TASK REQUIREMENTS ::
Output, please, every line from the line that holds "OCR this image." to the end, exactly as written.
* Begin DATASET RECORDS *
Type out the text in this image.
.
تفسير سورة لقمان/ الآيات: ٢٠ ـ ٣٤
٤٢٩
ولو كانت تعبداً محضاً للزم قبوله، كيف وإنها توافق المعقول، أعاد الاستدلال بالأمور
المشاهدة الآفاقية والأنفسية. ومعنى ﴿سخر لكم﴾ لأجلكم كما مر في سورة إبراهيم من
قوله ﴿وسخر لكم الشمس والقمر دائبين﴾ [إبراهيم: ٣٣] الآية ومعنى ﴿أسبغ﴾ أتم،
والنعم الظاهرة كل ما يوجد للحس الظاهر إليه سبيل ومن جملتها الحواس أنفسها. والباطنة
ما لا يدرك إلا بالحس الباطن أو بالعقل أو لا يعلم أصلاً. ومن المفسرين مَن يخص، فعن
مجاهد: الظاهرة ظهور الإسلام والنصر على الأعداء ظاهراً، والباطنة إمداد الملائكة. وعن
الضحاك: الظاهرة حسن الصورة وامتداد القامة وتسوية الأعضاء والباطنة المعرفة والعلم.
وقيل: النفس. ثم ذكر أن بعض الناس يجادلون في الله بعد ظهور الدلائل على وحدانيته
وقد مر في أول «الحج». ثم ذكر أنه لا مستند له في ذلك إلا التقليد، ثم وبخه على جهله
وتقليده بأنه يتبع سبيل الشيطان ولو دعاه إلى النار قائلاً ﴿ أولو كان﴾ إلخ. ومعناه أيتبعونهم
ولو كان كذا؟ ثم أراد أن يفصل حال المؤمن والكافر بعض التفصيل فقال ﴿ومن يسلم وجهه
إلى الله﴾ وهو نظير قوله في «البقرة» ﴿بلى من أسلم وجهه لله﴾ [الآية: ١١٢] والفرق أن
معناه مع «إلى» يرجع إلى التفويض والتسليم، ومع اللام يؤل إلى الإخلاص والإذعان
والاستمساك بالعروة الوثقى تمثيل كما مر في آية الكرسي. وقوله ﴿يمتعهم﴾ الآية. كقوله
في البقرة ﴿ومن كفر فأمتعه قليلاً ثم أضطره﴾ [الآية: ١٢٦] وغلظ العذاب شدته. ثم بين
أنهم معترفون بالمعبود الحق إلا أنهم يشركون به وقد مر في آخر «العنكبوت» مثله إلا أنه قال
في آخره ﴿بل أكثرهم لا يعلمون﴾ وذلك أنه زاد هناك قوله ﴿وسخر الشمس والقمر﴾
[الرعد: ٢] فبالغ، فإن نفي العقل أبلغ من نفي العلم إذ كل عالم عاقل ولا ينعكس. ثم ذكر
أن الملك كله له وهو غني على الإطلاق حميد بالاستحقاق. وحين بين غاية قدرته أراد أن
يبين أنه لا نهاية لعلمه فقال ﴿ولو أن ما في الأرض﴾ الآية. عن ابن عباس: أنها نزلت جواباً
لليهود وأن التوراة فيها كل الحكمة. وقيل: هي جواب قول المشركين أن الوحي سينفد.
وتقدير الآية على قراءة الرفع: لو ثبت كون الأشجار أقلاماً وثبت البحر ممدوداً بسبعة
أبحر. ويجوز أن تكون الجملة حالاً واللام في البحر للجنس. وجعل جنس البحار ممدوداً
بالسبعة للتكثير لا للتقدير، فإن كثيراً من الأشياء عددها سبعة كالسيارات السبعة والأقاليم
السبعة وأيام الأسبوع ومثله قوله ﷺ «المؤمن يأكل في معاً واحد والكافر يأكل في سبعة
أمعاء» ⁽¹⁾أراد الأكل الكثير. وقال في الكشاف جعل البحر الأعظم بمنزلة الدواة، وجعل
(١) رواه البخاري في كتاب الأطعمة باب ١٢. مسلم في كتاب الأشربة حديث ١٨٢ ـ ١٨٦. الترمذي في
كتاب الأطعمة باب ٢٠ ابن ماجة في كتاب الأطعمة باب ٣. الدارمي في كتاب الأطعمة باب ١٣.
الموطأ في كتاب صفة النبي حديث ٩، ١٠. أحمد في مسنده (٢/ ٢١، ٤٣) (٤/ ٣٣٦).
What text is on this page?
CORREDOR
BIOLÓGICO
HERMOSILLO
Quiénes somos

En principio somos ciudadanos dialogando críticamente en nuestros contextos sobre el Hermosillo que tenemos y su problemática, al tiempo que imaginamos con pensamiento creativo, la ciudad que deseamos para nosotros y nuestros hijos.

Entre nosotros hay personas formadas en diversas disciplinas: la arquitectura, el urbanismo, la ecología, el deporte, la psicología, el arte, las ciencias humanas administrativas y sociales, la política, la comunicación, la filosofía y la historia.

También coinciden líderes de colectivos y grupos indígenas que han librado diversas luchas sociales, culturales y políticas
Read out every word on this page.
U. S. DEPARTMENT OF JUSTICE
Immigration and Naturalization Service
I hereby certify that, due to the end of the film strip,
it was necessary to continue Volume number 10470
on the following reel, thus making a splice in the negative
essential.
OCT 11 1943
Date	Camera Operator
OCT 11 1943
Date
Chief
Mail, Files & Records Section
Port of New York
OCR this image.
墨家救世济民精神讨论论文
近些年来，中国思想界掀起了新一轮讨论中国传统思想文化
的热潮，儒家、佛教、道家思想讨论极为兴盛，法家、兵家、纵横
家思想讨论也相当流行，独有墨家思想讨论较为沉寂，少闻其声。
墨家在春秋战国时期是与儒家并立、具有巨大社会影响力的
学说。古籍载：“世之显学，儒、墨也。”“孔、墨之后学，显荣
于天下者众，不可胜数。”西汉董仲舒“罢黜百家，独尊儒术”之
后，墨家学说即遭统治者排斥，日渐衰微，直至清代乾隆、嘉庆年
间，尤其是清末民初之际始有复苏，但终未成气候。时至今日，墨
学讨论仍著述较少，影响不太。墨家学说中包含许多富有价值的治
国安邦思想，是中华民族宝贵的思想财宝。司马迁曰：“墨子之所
* End DATASET RECORDS *
ANSWER IN FULL ::
OCR this image.
墨家救世济民精神讨论论文
近些年来，中国思想界掀起了新一轮讨论中国传统思想文化
的热潮，儒家、佛教、道家思想讨论极为兴盛，法家、兵家、纵横
家思想讨论也相当流行，独有墨家思想讨论较为沉寂，少闻其声。
墨家在春秋战国时期是与儒家并立、具有巨大社会影响力的
学说。古籍载：“世之显学，儒、墨也。”“孔、墨之后学，显荣
于天下者众，不可胜数。”西汉董仲舒“罢黜百家，独尊儒术”之
后，墨家学说即遭统治者排斥，日渐衰微，直至清代乾隆、嘉庆年
间，尤其是清末民初之际始有复苏，但终未成气候。时至今日，墨
学讨论仍著述较少，影响不太。墨家学说中包含许多富有价值的治
国安邦思想，是中华民族宝贵的思想财宝。司马迁曰：“墨子之所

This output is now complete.